Repeat, without any change, the entries presented below.

━━━━━━━━━━━━━━━━

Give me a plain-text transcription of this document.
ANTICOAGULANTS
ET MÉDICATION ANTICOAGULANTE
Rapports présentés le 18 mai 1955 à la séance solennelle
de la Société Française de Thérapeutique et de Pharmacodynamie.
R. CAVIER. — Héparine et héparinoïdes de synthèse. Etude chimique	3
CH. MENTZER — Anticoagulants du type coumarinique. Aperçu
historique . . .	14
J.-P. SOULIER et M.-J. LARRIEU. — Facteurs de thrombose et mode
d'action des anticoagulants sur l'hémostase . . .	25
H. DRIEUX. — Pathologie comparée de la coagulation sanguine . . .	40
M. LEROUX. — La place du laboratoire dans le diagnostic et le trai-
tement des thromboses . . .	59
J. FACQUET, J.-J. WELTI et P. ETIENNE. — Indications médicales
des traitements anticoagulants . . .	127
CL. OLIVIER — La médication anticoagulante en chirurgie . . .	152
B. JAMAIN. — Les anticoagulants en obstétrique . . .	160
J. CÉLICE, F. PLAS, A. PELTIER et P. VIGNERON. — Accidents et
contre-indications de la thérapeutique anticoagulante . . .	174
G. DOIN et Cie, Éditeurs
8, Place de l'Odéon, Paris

━━━━━━━━━━━━━━━━

▶ _Solved exercise_:
Give me a plain-text transcription of this document.
ANTICOAGULANTS
ET MÉDICATION ANTICOAGULANTE
Rapports présentés le 18 mai 1955 à la séance solennelle
de la Société Française de Thérapeutique et de Pharmacodynamie.
R. CAVIER. — Héparine et héparinoïdes de synthèse. Etude chimique	3
CH. MENTZER — Anticoagulants du type coumarinique. Aperçu
historique . . .	14
J.-P. SOULIER et M.-J. LARRIEU. — Facteurs de thrombose et mode
d'action des anticoagulants sur l'hémostase . . .	25
H. DRIEUX. — Pathologie comparée de la coagulation sanguine . . .	40
M. LEROUX. — La place du laboratoire dans le diagnostic et le trai-
tement des thromboses . . .	59
J. FACQUET, J.-J. WELTI et P. ETIENNE. — Indications médicales
des traitements anticoagulants . . .	127
CL. OLIVIER — La médication anticoagulante en chirurgie . . .	152
B. JAMAIN. — Les anticoagulants en obstétrique . . .	160
J. CÉLICE, F. PLAS, A. PELTIER et P. VIGNERON. — Accidents et
contre-indications de la thérapeutique anticoagulante . . .	174
G. DOIN et Cie, Éditeurs
8, Place de l'Odéon, Paris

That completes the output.